• YOUR ASSIGNMENT
An exact transcription of all the entries below is required.

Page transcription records
• • • • • • •

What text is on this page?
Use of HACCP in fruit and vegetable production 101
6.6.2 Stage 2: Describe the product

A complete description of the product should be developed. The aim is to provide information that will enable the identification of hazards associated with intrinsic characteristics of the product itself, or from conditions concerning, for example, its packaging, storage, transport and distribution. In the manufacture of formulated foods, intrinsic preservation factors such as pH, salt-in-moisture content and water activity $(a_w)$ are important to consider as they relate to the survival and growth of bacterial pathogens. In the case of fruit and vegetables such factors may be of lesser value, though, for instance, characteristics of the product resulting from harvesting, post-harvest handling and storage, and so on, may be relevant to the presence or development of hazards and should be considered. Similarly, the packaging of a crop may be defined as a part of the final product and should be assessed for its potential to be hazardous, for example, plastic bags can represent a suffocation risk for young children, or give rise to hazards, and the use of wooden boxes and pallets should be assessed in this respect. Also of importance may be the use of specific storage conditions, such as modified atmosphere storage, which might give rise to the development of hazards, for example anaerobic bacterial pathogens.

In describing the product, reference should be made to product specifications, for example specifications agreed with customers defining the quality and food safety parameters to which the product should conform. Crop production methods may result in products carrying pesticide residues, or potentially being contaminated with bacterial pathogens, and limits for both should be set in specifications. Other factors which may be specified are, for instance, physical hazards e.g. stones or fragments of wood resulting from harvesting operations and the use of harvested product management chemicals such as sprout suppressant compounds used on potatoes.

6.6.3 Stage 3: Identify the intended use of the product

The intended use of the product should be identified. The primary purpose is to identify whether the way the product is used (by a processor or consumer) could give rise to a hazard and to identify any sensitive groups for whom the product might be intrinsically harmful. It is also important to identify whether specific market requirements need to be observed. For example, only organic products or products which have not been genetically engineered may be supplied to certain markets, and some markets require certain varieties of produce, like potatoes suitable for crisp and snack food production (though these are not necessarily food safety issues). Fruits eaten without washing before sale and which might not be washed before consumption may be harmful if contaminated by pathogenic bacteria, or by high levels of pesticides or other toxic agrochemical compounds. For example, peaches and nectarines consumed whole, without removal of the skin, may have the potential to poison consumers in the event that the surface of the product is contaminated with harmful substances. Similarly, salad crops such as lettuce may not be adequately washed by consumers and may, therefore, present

• • • • • • •

• SOLUTION TO THE PROBLEM
What text is on this page?
Use of HACCP in fruit and vegetable production 101
6.6.2 Stage 2: Describe the product

A complete description of the product should be developed. The aim is to provide information that will enable the identification of hazards associated with intrinsic characteristics of the product itself, or from conditions concerning, for example, its packaging, storage, transport and distribution. In the manufacture of formulated foods, intrinsic preservation factors such as pH, salt-in-moisture content and water activity $(a_w)$ are important to consider as they relate to the survival and growth of bacterial pathogens. In the case of fruit and vegetables such factors may be of lesser value, though, for instance, characteristics of the product resulting from harvesting, post-harvest handling and storage, and so on, may be relevant to the presence or development of hazards and should be considered. Similarly, the packaging of a crop may be defined as a part of the final product and should be assessed for its potential to be hazardous, for example, plastic bags can represent a suffocation risk for young children, or give rise to hazards, and the use of wooden boxes and pallets should be assessed in this respect. Also of importance may be the use of specific storage conditions, such as modified atmosphere storage, which might give rise to the development of hazards, for example anaerobic bacterial pathogens.

In describing the product, reference should be made to product specifications, for example specifications agreed with customers defining the quality and food safety parameters to which the product should conform. Crop production methods may result in products carrying pesticide residues, or potentially being contaminated with bacterial pathogens, and limits for both should be set in specifications. Other factors which may be specified are, for instance, physical hazards e.g. stones or fragments of wood resulting from harvesting operations and the use of harvested product management chemicals such as sprout suppressant compounds used on potatoes.

6.6.3 Stage 3: Identify the intended use of the product

The intended use of the product should be identified. The primary purpose is to identify whether the way the product is used (by a processor or consumer) could give rise to a hazard and to identify any sensitive groups for whom the product might be intrinsically harmful. It is also important to identify whether specific market requirements need to be observed. For example, only organic products or products which have not been genetically engineered may be supplied to certain markets, and some markets require certain varieties of produce, like potatoes suitable for crisp and snack food production (though these are not necessarily food safety issues). Fruits eaten without washing before sale and which might not be washed before consumption may be harmful if contaminated by pathogenic bacteria, or by high levels of pesticides or other toxic agrochemical compounds. For example, peaches and nectarines consumed whole, without removal of the skin, may have the potential to poison consumers in the event that the surface of the product is contaminated with harmful substances. Similarly, salad crops such as lettuce may not be adequately washed by consumers and may, therefore, present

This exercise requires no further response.